→ Input data
■ ■ ■ ■ ■

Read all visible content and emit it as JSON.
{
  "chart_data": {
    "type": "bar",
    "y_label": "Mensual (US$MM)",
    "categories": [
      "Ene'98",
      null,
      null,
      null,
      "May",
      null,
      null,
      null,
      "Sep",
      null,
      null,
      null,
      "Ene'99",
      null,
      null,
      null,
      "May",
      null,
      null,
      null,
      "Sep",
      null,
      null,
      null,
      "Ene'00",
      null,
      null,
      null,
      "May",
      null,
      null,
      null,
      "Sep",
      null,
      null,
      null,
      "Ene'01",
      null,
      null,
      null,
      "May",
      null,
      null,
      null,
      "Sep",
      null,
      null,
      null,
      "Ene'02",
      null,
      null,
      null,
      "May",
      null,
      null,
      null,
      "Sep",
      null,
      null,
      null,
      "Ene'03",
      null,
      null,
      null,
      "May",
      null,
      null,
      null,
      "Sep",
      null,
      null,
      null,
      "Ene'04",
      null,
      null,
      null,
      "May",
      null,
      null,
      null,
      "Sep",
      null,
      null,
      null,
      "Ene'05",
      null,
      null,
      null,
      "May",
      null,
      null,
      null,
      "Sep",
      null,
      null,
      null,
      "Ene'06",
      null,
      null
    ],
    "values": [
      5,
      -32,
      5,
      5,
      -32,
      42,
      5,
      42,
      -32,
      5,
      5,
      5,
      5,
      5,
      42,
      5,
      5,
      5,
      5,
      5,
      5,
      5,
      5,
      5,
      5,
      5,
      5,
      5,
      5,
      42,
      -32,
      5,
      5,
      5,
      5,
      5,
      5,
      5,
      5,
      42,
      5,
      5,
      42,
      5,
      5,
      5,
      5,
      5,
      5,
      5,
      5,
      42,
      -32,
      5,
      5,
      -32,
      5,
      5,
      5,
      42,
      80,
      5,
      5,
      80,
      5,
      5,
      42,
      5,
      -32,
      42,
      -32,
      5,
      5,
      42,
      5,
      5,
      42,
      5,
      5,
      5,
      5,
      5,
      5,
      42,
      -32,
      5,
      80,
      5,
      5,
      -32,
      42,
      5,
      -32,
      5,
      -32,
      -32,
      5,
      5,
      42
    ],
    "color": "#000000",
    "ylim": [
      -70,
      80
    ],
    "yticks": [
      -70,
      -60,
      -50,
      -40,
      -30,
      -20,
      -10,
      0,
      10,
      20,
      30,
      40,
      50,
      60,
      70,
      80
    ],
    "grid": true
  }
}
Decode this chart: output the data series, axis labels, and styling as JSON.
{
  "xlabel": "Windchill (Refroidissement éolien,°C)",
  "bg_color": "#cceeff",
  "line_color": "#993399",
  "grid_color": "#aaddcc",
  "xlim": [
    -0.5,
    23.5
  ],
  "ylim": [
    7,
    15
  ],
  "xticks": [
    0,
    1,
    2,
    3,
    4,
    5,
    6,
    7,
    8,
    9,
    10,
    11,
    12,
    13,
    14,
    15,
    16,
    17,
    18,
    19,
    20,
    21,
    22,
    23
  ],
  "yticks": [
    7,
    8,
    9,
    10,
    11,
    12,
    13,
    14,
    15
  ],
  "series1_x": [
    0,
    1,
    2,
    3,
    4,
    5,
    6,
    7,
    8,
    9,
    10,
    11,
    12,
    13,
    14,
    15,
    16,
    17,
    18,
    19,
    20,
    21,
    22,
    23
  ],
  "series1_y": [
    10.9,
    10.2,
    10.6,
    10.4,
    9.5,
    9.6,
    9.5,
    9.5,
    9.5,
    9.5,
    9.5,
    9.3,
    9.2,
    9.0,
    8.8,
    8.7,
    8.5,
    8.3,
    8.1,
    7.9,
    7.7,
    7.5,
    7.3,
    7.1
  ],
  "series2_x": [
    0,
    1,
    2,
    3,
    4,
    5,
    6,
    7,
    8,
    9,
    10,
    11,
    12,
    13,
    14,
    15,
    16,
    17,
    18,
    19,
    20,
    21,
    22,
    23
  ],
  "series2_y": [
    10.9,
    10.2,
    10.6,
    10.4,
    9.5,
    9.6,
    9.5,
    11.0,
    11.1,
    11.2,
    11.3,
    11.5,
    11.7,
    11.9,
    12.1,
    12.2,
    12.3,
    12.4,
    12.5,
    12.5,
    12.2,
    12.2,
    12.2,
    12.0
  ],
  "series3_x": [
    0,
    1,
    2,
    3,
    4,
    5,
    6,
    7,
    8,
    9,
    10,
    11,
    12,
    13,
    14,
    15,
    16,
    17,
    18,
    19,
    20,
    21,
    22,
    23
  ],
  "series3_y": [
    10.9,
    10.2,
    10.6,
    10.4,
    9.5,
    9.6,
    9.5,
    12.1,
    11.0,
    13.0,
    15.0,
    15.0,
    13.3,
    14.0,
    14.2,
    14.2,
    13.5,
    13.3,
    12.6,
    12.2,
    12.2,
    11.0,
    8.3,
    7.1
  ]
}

■ ■ ■ ■ ■

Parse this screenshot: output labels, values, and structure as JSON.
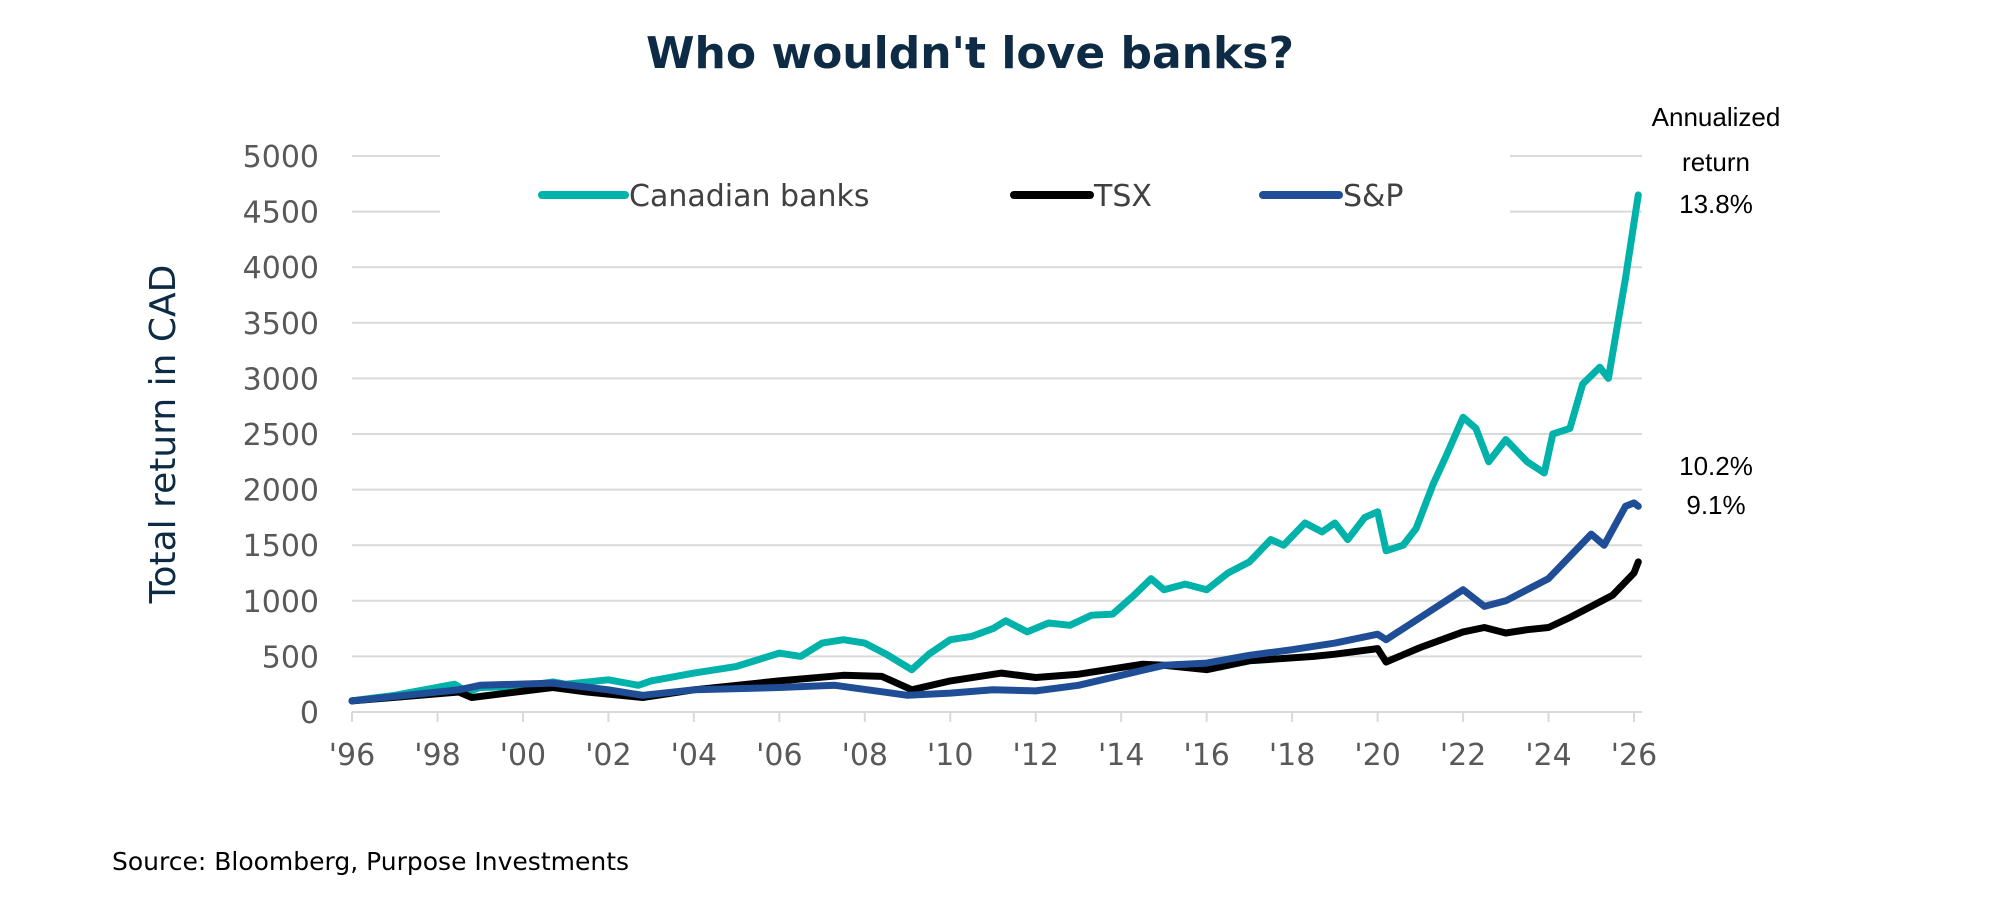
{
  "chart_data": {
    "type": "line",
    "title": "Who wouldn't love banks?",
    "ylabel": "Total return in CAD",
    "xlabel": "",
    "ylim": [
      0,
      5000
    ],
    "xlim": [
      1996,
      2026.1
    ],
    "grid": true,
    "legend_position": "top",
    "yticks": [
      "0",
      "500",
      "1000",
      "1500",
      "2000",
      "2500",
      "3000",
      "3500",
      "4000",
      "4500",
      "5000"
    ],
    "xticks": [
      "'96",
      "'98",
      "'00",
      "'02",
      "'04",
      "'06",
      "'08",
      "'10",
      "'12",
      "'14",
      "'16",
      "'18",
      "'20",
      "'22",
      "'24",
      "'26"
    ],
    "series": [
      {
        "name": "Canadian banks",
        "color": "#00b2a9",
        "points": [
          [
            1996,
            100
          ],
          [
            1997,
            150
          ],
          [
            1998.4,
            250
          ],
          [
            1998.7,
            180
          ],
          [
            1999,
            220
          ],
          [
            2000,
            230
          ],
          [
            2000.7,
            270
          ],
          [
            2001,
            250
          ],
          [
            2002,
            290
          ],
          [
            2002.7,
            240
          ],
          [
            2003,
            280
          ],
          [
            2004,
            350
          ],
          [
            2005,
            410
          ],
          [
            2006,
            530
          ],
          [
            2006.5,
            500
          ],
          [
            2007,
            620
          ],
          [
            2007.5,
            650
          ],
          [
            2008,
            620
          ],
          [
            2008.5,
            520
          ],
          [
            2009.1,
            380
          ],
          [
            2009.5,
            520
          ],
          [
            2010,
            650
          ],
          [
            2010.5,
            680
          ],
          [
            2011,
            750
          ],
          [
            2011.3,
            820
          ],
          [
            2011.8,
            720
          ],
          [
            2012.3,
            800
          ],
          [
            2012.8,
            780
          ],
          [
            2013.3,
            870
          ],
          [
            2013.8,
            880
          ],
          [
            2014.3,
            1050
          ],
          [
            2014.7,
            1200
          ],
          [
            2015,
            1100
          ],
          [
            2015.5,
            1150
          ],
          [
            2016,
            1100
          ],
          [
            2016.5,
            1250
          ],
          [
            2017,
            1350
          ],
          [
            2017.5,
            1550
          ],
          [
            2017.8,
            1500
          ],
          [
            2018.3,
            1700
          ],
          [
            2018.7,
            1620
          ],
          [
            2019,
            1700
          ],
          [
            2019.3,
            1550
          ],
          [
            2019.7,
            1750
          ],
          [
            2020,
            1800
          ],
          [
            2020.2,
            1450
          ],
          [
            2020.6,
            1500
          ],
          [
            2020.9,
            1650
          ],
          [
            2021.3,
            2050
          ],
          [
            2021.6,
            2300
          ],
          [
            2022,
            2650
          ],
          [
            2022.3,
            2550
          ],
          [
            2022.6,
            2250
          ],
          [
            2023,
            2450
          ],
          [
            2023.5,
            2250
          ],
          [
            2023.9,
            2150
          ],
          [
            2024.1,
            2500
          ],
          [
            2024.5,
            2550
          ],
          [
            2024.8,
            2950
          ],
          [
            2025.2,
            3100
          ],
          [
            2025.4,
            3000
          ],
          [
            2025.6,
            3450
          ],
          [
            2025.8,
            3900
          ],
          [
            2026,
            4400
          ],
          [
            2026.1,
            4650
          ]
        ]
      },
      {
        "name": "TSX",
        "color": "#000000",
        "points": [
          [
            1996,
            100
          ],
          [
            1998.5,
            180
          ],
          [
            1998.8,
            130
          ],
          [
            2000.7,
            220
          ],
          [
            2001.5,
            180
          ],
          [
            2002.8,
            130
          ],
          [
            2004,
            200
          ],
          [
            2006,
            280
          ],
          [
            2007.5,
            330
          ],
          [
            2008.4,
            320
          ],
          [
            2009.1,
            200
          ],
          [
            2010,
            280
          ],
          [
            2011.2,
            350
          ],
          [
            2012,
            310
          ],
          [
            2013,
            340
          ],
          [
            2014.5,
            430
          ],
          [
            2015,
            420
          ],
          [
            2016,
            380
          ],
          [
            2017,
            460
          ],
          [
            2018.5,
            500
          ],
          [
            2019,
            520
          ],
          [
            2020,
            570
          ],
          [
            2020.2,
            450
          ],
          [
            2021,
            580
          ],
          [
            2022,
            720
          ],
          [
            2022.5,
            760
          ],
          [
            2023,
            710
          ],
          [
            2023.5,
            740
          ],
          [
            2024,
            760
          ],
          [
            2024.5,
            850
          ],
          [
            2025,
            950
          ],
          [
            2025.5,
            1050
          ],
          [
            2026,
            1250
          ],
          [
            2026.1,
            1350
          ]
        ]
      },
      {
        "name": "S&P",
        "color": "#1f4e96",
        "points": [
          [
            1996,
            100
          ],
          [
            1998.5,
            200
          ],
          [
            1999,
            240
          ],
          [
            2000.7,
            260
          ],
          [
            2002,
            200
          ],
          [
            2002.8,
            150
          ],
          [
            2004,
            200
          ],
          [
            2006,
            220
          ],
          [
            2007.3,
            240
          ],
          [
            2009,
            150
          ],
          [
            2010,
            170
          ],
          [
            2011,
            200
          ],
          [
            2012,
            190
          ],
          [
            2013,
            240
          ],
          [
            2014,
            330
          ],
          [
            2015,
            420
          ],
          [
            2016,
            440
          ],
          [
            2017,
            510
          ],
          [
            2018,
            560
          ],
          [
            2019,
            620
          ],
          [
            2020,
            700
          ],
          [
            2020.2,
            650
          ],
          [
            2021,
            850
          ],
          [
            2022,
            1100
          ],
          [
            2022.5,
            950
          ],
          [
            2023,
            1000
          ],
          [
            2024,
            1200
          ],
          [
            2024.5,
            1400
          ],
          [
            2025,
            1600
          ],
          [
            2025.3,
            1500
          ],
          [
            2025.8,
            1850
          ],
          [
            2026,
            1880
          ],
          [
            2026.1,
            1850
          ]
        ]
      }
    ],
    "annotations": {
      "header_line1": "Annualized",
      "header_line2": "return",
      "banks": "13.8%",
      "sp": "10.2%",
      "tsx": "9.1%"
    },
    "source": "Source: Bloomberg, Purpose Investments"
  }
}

■ ■ ■ ■ ■

→ Problem to work on
Copy, from the material, each line that holds the string "xlabel".

→ Worked solution
  "xlabel": "Windchill (Refroidissement éolien,°C)",
    "xlabel": "",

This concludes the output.